_Written problem:_
Leave out the pictures and transcribe the rest of the records exactly.

_Data records:_
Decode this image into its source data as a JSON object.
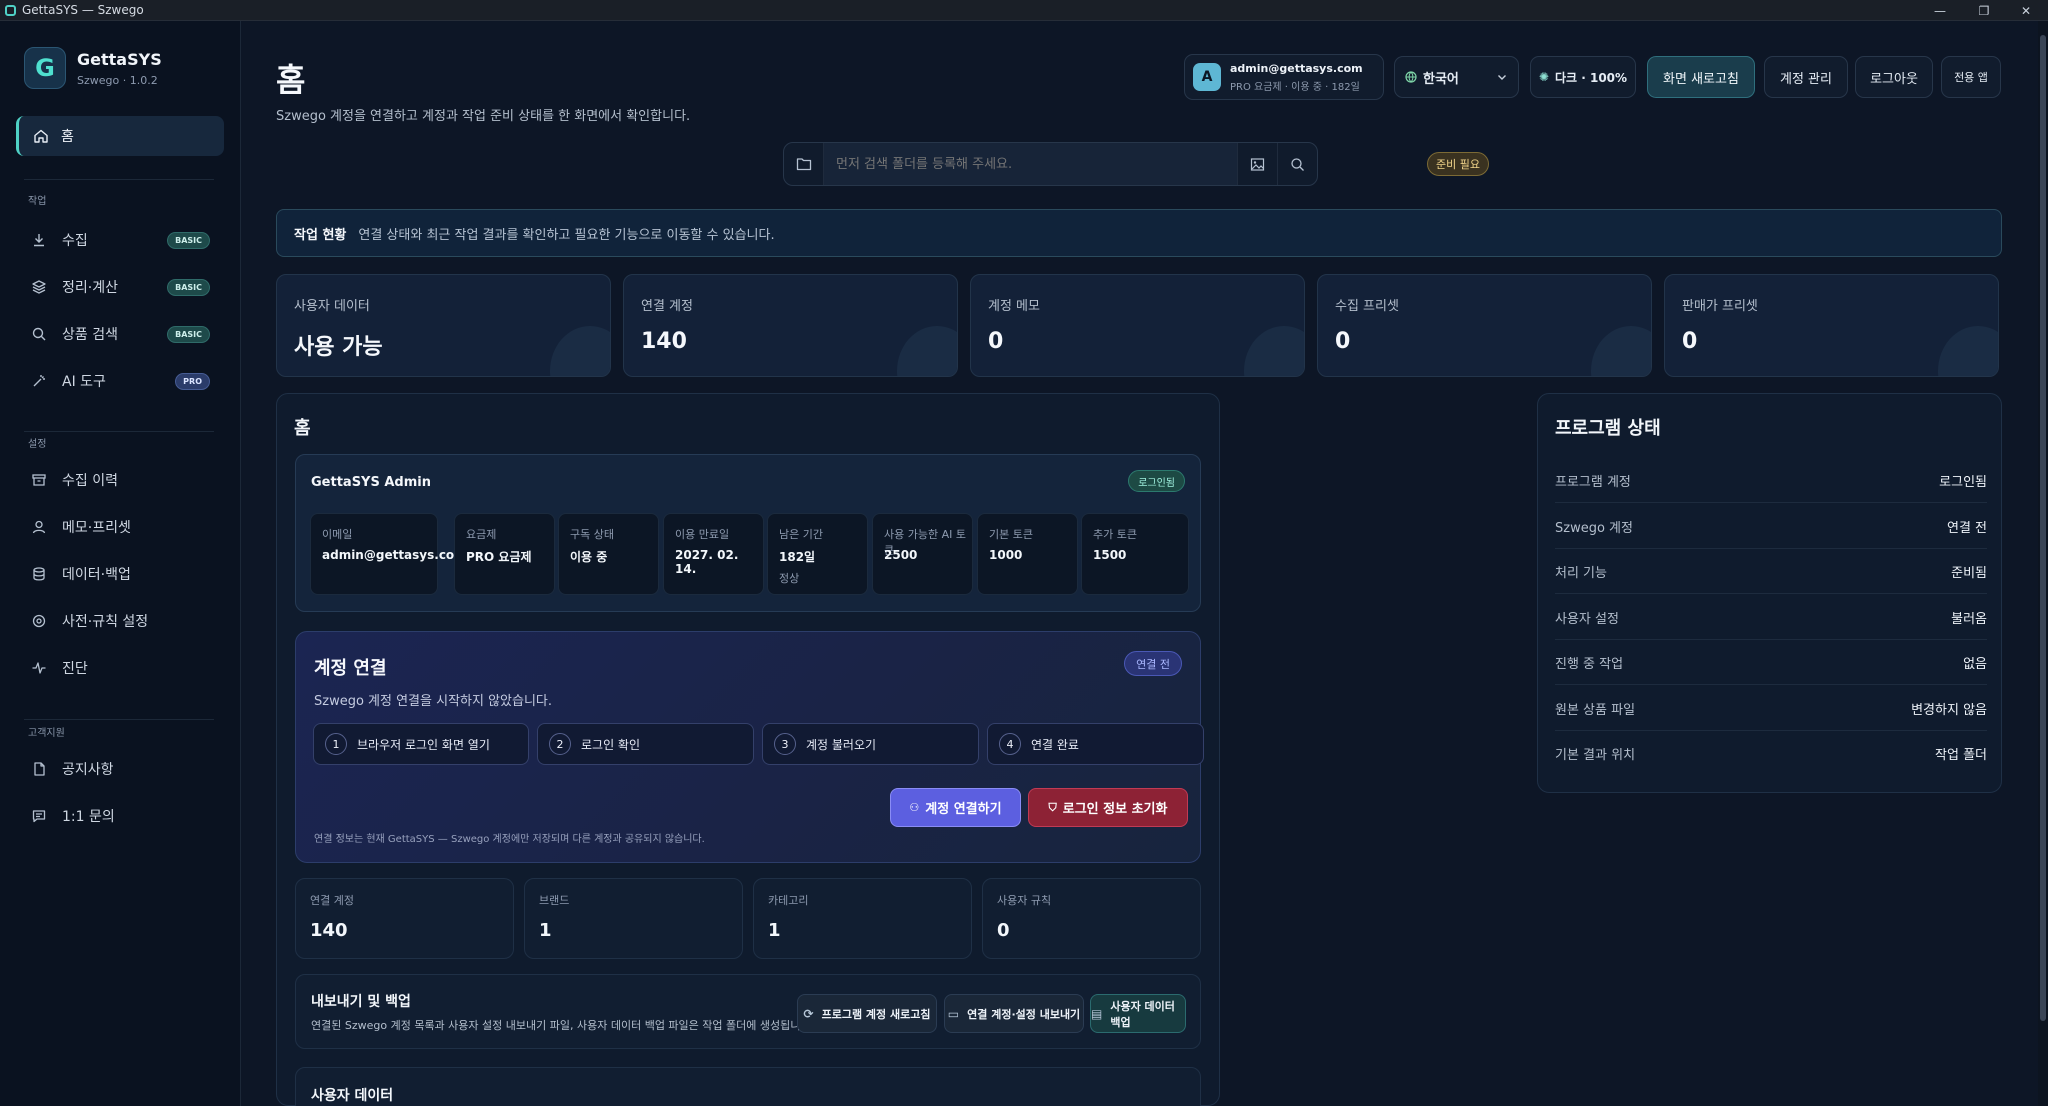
{
  "window": {
    "title": "GettaSYS — Szwego"
  },
  "brand": {
    "logo_letter": "G",
    "name": "GettaSYS",
    "version": "Szwego · 1.0.2"
  },
  "sidebar": {
    "home": "홈",
    "sections": {
      "work": "작업",
      "settings": "설정",
      "support": "고객지원"
    },
    "work_items": [
      {
        "label": "수집",
        "badge": "BASIC",
        "icon": "download-icon"
      },
      {
        "label": "정리·계산",
        "badge": "BASIC",
        "icon": "layers-icon"
      },
      {
        "label": "상품 검색",
        "badge": "BASIC",
        "icon": "search-icon"
      },
      {
        "label": "AI 도구",
        "badge": "PRO",
        "icon": "sparkle-icon"
      }
    ],
    "settings_items": [
      {
        "label": "수집 이력",
        "icon": "archive-icon"
      },
      {
        "label": "메모·프리셋",
        "icon": "user-icon"
      },
      {
        "label": "데이터·백업",
        "icon": "database-icon"
      },
      {
        "label": "사전·규칙 설정",
        "icon": "target-icon"
      },
      {
        "label": "진단",
        "icon": "pulse-icon"
      }
    ],
    "support_items": [
      {
        "label": "공지사항",
        "icon": "document-icon"
      },
      {
        "label": "1:1 문의",
        "icon": "chat-icon"
      }
    ]
  },
  "header": {
    "title": "홈",
    "subtitle": "Szwego 계정을 연결하고 계정과 작업 준비 상태를 한 화면에서 확인합니다.",
    "account": {
      "avatar": "A",
      "email": "admin@gettasys.com",
      "plan_info": "PRO 요금제 · 이용 중 · 182일"
    },
    "language": "한국어",
    "theme": "다크 · 100%",
    "refresh": "화면 새로고침",
    "account_manage": "계정 관리",
    "logout": "로그아웃",
    "dedicated_app": "전용 앱"
  },
  "search": {
    "placeholder": "먼저 검색 폴더를 등록해 주세요.",
    "status": "준비 필요"
  },
  "status_banner": {
    "title": "작업 현황",
    "text": "연결 상태와 최근 작업 결과를 확인하고 필요한 기능으로 이동할 수 있습니다."
  },
  "stats": [
    {
      "label": "사용자 데이터",
      "value": "사용 가능"
    },
    {
      "label": "연결 계정",
      "value": "140"
    },
    {
      "label": "계정 메모",
      "value": "0"
    },
    {
      "label": "수집 프리셋",
      "value": "0"
    },
    {
      "label": "판매가 프리셋",
      "value": "0"
    }
  ],
  "home_panel": {
    "title": "홈",
    "user": {
      "name": "GettaSYS Admin",
      "status": "로그인됨",
      "fields": [
        {
          "label": "이메일",
          "value": "admin@gettasys.com",
          "sub": ""
        },
        {
          "label": "요금제",
          "value": "PRO 요금제",
          "sub": ""
        },
        {
          "label": "구독 상태",
          "value": "이용 중",
          "sub": ""
        },
        {
          "label": "이용 만료일",
          "value": "2027. 02. 14.",
          "sub": ""
        },
        {
          "label": "남은 기간",
          "value": "182일",
          "sub": "정상"
        },
        {
          "label": "사용 가능한 AI 토큰",
          "value": "2500",
          "sub": ""
        },
        {
          "label": "기본 토큰",
          "value": "1000",
          "sub": ""
        },
        {
          "label": "추가 토큰",
          "value": "1500",
          "sub": ""
        }
      ]
    },
    "connection": {
      "title": "계정 연결",
      "badge": "연결 전",
      "subtitle": "Szwego 계정 연결을 시작하지 않았습니다.",
      "steps": [
        {
          "num": "1",
          "label": "브라우저 로그인 화면 열기"
        },
        {
          "num": "2",
          "label": "로그인 확인"
        },
        {
          "num": "3",
          "label": "계정 불러오기"
        },
        {
          "num": "4",
          "label": "연결 완료"
        }
      ],
      "connect_button": "계정 연결하기",
      "reset_button": "로그인 정보 초기화",
      "note": "연결 정보는 현재 GettaSYS — Szwego 계정에만 저장되며 다른 계정과 공유되지 않습니다."
    },
    "mini_stats": [
      {
        "label": "연결 계정",
        "value": "140"
      },
      {
        "label": "브랜드",
        "value": "1"
      },
      {
        "label": "카테고리",
        "value": "1"
      },
      {
        "label": "사용자 규칙",
        "value": "0"
      }
    ],
    "export": {
      "title": "내보내기 및 백업",
      "subtitle": "연결된 Szwego 계정 목록과 사용자 설정 내보내기 파일, 사용자 데이터 백업 파일은 작업 폴더에 생성됩니다.",
      "btn_refresh": "프로그램 계정 새로고침",
      "btn_export": "연결 계정·설정 내보내기",
      "btn_backup": "사용자 데이터 백업"
    },
    "user_data_title": "사용자 데이터"
  },
  "program_status": {
    "title": "프로그램 상태",
    "rows": [
      {
        "key": "프로그램 계정",
        "value": "로그인됨"
      },
      {
        "key": "Szwego 계정",
        "value": "연결 전"
      },
      {
        "key": "처리 기능",
        "value": "준비됨"
      },
      {
        "key": "사용자 설정",
        "value": "불러옴"
      },
      {
        "key": "진행 중 작업",
        "value": "없음"
      },
      {
        "key": "원본 상품 파일",
        "value": "변경하지 않음"
      },
      {
        "key": "기본 결과 위치",
        "value": "작업 폴더"
      }
    ]
  },
  "colors": {
    "accent": "#4fd1c5",
    "primary": "#5c5fe0",
    "danger": "#8d2235",
    "background": "#0d1626"
  }
}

_Solution below:_
Decode this image into its source data as a JSON object.
{
  "window": {
    "title": "GettaSYS — Szwego"
  },
  "brand": {
    "logo_letter": "G",
    "name": "GettaSYS",
    "version": "Szwego · 1.0.2"
  },
  "sidebar": {
    "home": "홈",
    "sections": {
      "work": "작업",
      "settings": "설정",
      "support": "고객지원"
    },
    "work_items": [
      {
        "label": "수집",
        "badge": "BASIC",
        "icon": "download-icon"
      },
      {
        "label": "정리·계산",
        "badge": "BASIC",
        "icon": "layers-icon"
      },
      {
        "label": "상품 검색",
        "badge": "BASIC",
        "icon": "search-icon"
      },
      {
        "label": "AI 도구",
        "badge": "PRO",
        "icon": "sparkle-icon"
      }
    ],
    "settings_items": [
      {
        "label": "수집 이력",
        "icon": "archive-icon"
      },
      {
        "label": "메모·프리셋",
        "icon": "user-icon"
      },
      {
        "label": "데이터·백업",
        "icon": "database-icon"
      },
      {
        "label": "사전·규칙 설정",
        "icon": "target-icon"
      },
      {
        "label": "진단",
        "icon": "pulse-icon"
      }
    ],
    "support_items": [
      {
        "label": "공지사항",
        "icon": "document-icon"
      },
      {
        "label": "1:1 문의",
        "icon": "chat-icon"
      }
    ]
  },
  "header": {
    "title": "홈",
    "subtitle": "Szwego 계정을 연결하고 계정과 작업 준비 상태를 한 화면에서 확인합니다.",
    "account": {
      "avatar": "A",
      "email": "admin@gettasys.com",
      "plan_info": "PRO 요금제 · 이용 중 · 182일"
    },
    "language": "한국어",
    "theme": "다크 · 100%",
    "refresh": "화면 새로고침",
    "account_manage": "계정 관리",
    "logout": "로그아웃",
    "dedicated_app": "전용 앱"
  },
  "search": {
    "placeholder": "먼저 검색 폴더를 등록해 주세요.",
    "status": "준비 필요"
  },
  "status_banner": {
    "title": "작업 현황",
    "text": "연결 상태와 최근 작업 결과를 확인하고 필요한 기능으로 이동할 수 있습니다."
  },
  "stats": [
    {
      "label": "사용자 데이터",
      "value": "사용 가능"
    },
    {
      "label": "연결 계정",
      "value": "140"
    },
    {
      "label": "계정 메모",
      "value": "0"
    },
    {
      "label": "수집 프리셋",
      "value": "0"
    },
    {
      "label": "판매가 프리셋",
      "value": "0"
    }
  ],
  "home_panel": {
    "title": "홈",
    "user": {
      "name": "GettaSYS Admin",
      "status": "로그인됨",
      "fields": [
        {
          "label": "이메일",
          "value": "admin@gettasys.com",
          "sub": ""
        },
        {
          "label": "요금제",
          "value": "PRO 요금제",
          "sub": ""
        },
        {
          "label": "구독 상태",
          "value": "이용 중",
          "sub": ""
        },
        {
          "label": "이용 만료일",
          "value": "2027. 02. 14.",
          "sub": ""
        },
        {
          "label": "남은 기간",
          "value": "182일",
          "sub": "정상"
        },
        {
          "label": "사용 가능한 AI 토큰",
          "value": "2500",
          "sub": ""
        },
        {
          "label": "기본 토큰",
          "value": "1000",
          "sub": ""
        },
        {
          "label": "추가 토큰",
          "value": "1500",
          "sub": ""
        }
      ]
    },
    "connection": {
      "title": "계정 연결",
      "badge": "연결 전",
      "subtitle": "Szwego 계정 연결을 시작하지 않았습니다.",
      "steps": [
        {
          "num": "1",
          "label": "브라우저 로그인 화면 열기"
        },
        {
          "num": "2",
          "label": "로그인 확인"
        },
        {
          "num": "3",
          "label": "계정 불러오기"
        },
        {
          "num": "4",
          "label": "연결 완료"
        }
      ],
      "connect_button": "계정 연결하기",
      "reset_button": "로그인 정보 초기화",
      "note": "연결 정보는 현재 GettaSYS — Szwego 계정에만 저장되며 다른 계정과 공유되지 않습니다."
    },
    "mini_stats": [
      {
        "label": "연결 계정",
        "value": "140"
      },
      {
        "label": "브랜드",
        "value": "1"
      },
      {
        "label": "카테고리",
        "value": "1"
      },
      {
        "label": "사용자 규칙",
        "value": "0"
      }
    ],
    "export": {
      "title": "내보내기 및 백업",
      "subtitle": "연결된 Szwego 계정 목록과 사용자 설정 내보내기 파일, 사용자 데이터 백업 파일은 작업 폴더에 생성됩니다.",
      "btn_refresh": "프로그램 계정 새로고침",
      "btn_export": "연결 계정·설정 내보내기",
      "btn_backup": "사용자 데이터 백업"
    },
    "user_data_title": "사용자 데이터"
  },
  "program_status": {
    "title": "프로그램 상태",
    "rows": [
      {
        "key": "프로그램 계정",
        "value": "로그인됨"
      },
      {
        "key": "Szwego 계정",
        "value": "연결 전"
      },
      {
        "key": "처리 기능",
        "value": "준비됨"
      },
      {
        "key": "사용자 설정",
        "value": "불러옴"
      },
      {
        "key": "진행 중 작업",
        "value": "없음"
      },
      {
        "key": "원본 상품 파일",
        "value": "변경하지 않음"
      },
      {
        "key": "기본 결과 위치",
        "value": "작업 폴더"
      }
    ]
  },
  "colors": {
    "accent": "#4fd1c5",
    "primary": "#5c5fe0",
    "danger": "#8d2235",
    "background": "#0d1626"
  }
}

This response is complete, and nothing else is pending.